Written task - Please work out how many lines in the material contain "蒙古冰草" and give only that figure.

[Stored items]
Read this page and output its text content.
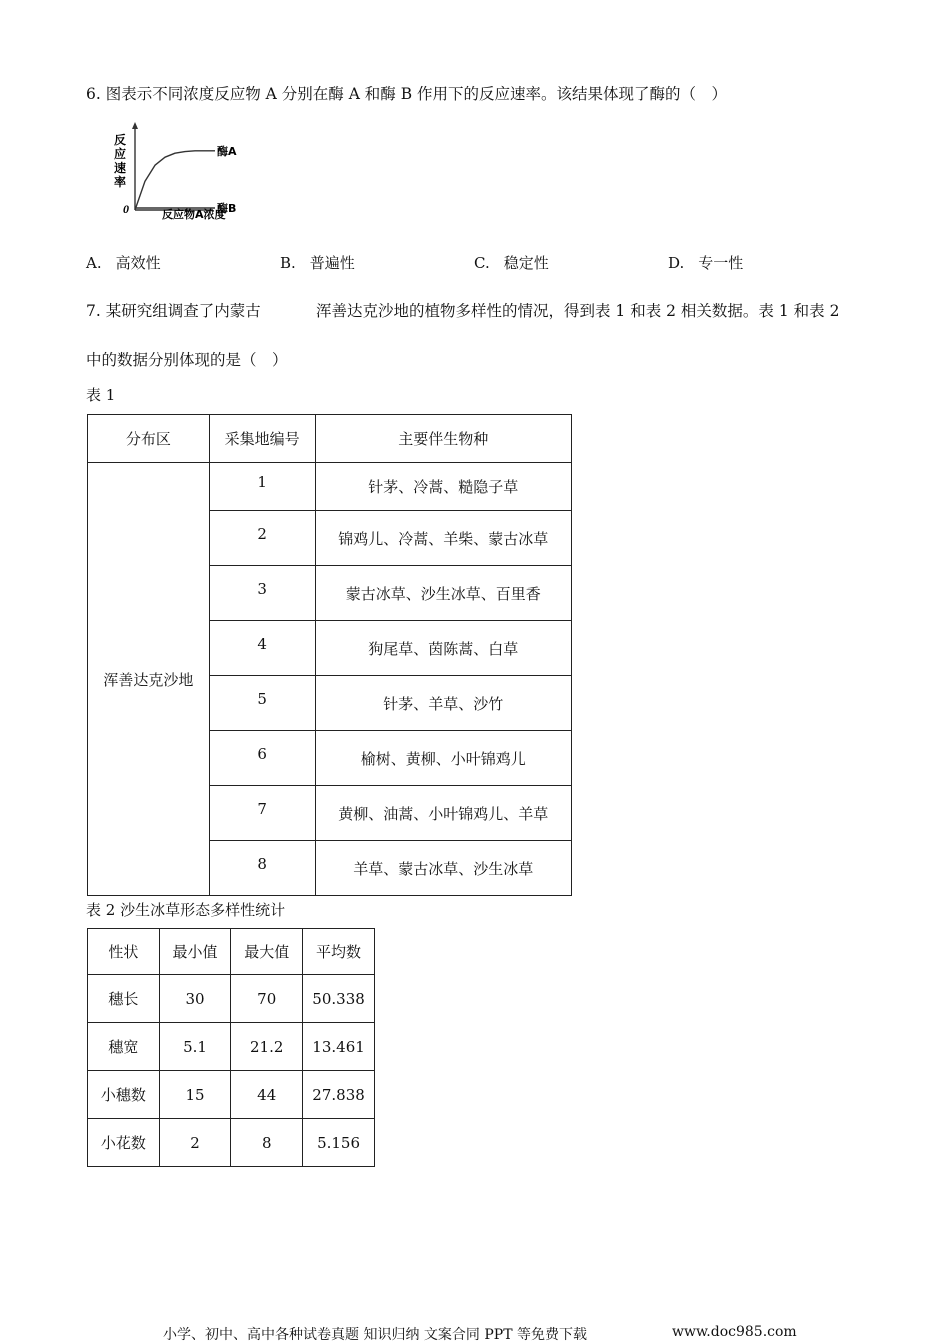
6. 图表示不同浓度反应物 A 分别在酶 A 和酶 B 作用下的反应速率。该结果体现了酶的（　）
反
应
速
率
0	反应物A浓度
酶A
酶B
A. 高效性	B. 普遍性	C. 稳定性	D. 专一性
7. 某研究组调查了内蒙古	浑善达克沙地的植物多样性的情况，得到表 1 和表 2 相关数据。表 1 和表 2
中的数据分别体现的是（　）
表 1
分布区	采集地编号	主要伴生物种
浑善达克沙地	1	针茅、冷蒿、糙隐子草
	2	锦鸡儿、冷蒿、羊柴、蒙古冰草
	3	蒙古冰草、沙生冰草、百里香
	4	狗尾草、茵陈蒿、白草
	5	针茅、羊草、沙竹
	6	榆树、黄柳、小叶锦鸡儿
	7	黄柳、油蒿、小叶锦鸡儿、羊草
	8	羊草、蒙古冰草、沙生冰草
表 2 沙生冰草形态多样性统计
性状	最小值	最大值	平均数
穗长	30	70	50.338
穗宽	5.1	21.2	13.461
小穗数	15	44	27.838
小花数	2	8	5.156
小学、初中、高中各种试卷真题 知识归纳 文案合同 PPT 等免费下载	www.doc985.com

---

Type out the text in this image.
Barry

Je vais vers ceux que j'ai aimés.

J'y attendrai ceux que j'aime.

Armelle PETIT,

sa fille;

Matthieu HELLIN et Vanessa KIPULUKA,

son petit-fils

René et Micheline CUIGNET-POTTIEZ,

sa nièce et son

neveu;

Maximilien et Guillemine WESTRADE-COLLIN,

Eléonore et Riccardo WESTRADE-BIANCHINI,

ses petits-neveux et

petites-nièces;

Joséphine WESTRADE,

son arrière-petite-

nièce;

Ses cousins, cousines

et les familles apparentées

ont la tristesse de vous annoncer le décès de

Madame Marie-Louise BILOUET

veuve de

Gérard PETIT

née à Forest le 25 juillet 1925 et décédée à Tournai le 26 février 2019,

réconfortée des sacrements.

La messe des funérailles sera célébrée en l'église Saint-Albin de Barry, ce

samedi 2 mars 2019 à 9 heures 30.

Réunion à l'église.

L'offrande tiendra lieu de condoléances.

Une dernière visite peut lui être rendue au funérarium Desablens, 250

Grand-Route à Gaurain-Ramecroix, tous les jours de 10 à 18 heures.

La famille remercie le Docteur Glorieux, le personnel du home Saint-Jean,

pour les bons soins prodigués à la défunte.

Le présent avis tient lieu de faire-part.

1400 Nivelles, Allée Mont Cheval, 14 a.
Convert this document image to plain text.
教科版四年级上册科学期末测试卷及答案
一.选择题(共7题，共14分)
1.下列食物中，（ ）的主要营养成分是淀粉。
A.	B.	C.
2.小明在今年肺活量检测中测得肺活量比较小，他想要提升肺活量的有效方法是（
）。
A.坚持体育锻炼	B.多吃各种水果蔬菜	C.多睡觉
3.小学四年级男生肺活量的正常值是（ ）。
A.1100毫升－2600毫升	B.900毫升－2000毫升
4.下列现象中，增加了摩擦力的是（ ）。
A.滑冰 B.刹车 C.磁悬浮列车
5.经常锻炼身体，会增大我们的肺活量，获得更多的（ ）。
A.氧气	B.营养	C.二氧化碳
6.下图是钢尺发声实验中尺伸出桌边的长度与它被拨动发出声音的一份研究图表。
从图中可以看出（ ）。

Answer to this problem - 3